» Task directions: Reproduce the whole listing, character for character.

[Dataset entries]
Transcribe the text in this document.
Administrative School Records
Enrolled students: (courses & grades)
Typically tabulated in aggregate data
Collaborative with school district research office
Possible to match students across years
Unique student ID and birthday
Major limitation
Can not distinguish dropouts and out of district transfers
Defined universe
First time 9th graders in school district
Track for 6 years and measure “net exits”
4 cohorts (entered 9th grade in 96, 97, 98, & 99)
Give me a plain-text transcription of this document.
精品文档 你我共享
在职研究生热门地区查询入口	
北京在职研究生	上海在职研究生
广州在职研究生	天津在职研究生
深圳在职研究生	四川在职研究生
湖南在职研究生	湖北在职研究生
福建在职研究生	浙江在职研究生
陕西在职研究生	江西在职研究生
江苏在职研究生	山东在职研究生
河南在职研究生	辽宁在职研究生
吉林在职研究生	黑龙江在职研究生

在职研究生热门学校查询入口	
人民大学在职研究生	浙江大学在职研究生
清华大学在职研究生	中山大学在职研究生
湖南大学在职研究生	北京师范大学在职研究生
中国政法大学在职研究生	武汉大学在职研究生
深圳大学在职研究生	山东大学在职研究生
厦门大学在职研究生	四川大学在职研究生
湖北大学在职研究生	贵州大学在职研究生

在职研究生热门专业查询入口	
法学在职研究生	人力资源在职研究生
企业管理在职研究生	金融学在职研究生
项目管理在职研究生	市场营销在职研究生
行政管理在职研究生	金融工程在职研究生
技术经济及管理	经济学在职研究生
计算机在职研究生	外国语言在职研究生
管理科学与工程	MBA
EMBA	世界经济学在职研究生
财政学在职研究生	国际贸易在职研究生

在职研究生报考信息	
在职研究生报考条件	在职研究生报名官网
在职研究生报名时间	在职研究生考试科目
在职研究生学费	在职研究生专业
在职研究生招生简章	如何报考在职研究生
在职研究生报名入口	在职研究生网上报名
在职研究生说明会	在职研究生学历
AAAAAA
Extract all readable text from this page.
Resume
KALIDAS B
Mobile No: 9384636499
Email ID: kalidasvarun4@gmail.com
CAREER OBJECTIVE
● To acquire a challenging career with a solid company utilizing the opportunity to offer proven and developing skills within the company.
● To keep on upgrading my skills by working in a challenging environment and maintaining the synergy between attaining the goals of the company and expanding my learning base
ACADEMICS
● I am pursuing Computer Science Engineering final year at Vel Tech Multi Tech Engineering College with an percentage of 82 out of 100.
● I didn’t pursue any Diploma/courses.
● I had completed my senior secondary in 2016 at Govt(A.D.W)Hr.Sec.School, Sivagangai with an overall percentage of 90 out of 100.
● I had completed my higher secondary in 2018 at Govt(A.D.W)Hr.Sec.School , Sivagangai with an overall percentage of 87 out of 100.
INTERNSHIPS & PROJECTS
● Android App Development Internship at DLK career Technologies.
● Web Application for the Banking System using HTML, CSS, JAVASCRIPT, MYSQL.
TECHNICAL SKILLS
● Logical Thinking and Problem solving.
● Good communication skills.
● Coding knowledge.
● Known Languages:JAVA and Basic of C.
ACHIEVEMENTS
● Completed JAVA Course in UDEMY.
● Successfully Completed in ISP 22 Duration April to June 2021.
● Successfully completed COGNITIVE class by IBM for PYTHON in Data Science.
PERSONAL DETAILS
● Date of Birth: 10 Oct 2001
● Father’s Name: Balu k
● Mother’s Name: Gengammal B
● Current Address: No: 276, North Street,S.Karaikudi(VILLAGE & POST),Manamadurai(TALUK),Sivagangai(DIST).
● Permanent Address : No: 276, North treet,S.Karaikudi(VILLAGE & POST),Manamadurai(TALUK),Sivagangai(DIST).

» Solution to this exercise:
Transcribe the text in this document.
Administrative School Records
Enrolled students: (courses & grades)
Typically tabulated in aggregate data
Collaborative with school district research office
Possible to match students across years
Unique student ID and birthday
Major limitation
Can not distinguish dropouts and out of district transfers
Defined universe
First time 9th graders in school district
Track for 6 years and measure “net exits”
4 cohorts (entered 9th grade in 96, 97, 98, & 99)
Give me a plain-text transcription of this document.
精品文档 你我共享
在职研究生热门地区查询入口	
北京在职研究生	上海在职研究生
广州在职研究生	天津在职研究生
深圳在职研究生	四川在职研究生
湖南在职研究生	湖北在职研究生
福建在职研究生	浙江在职研究生
陕西在职研究生	江西在职研究生
江苏在职研究生	山东在职研究生
河南在职研究生	辽宁在职研究生
吉林在职研究生	黑龙江在职研究生

在职研究生热门学校查询入口	
人民大学在职研究生	浙江大学在职研究生
清华大学在职研究生	中山大学在职研究生
湖南大学在职研究生	北京师范大学在职研究生
中国政法大学在职研究生	武汉大学在职研究生
深圳大学在职研究生	山东大学在职研究生
厦门大学在职研究生	四川大学在职研究生
湖北大学在职研究生	贵州大学在职研究生

在职研究生热门专业查询入口	
法学在职研究生	人力资源在职研究生
企业管理在职研究生	金融学在职研究生
项目管理在职研究生	市场营销在职研究生
行政管理在职研究生	金融工程在职研究生
技术经济及管理	经济学在职研究生
计算机在职研究生	外国语言在职研究生
管理科学与工程	MBA
EMBA	世界经济学在职研究生
财政学在职研究生	国际贸易在职研究生

在职研究生报考信息	
在职研究生报考条件	在职研究生报名官网
在职研究生报名时间	在职研究生考试科目
在职研究生学费	在职研究生专业
在职研究生招生简章	如何报考在职研究生
在职研究生报名入口	在职研究生网上报名
在职研究生说明会	在职研究生学历
AAAAAA
Extract all readable text from this page.
Resume
KALIDAS B
Mobile No: 9384636499
Email ID: kalidasvarun4@gmail.com
CAREER OBJECTIVE
● To acquire a challenging career with a solid company utilizing the opportunity to offer proven and developing skills within the company.
● To keep on upgrading my skills by working in a challenging environment and maintaining the synergy between attaining the goals of the company and expanding my learning base
ACADEMICS
● I am pursuing Computer Science Engineering final year at Vel Tech Multi Tech Engineering College with an percentage of 82 out of 100.
● I didn’t pursue any Diploma/courses.
● I had completed my senior secondary in 2016 at Govt(A.D.W)Hr.Sec.School, Sivagangai with an overall percentage of 90 out of 100.
● I had completed my higher secondary in 2018 at Govt(A.D.W)Hr.Sec.School , Sivagangai with an overall percentage of 87 out of 100.
INTERNSHIPS & PROJECTS
● Android App Development Internship at DLK career Technologies.
● Web Application for the Banking System using HTML, CSS, JAVASCRIPT, MYSQL.
TECHNICAL SKILLS
● Logical Thinking and Problem solving.
● Good communication skills.
● Coding knowledge.
● Known Languages:JAVA and Basic of C.
ACHIEVEMENTS
● Completed JAVA Course in UDEMY.
● Successfully Completed in ISP 22 Duration April to June 2021.
● Successfully completed COGNITIVE class by IBM for PYTHON in Data Science.
PERSONAL DETAILS
● Date of Birth: 10 Oct 2001
● Father’s Name: Balu k
● Mother’s Name: Gengammal B
● Current Address: No: 276, North Street,S.Karaikudi(VILLAGE & POST),Manamadurai(TALUK),Sivagangai(DIST).
● Permanent Address : No: 276, North treet,S.Karaikudi(VILLAGE & POST),Manamadurai(TALUK),Sivagangai(DIST).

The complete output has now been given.